RECORDS TO USE:
____________________
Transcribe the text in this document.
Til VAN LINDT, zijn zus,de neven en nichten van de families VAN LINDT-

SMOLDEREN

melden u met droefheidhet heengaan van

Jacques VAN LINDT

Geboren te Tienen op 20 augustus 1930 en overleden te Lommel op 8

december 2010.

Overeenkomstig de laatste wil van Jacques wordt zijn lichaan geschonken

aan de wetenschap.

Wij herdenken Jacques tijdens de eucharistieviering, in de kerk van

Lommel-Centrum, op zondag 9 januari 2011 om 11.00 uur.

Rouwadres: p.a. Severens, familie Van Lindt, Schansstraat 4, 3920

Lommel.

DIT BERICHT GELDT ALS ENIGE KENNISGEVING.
____________________
OBJECTIVE: Working from the entries above, return all lines that contain "zijn".

ANSWER TO THE PROBLEM:
Til VAN LINDT, zijn zus,de neven en nichten van de families VAN LINDT-
Overeenkomstig de laatste wil van Jacques wordt zijn lichaan geschonken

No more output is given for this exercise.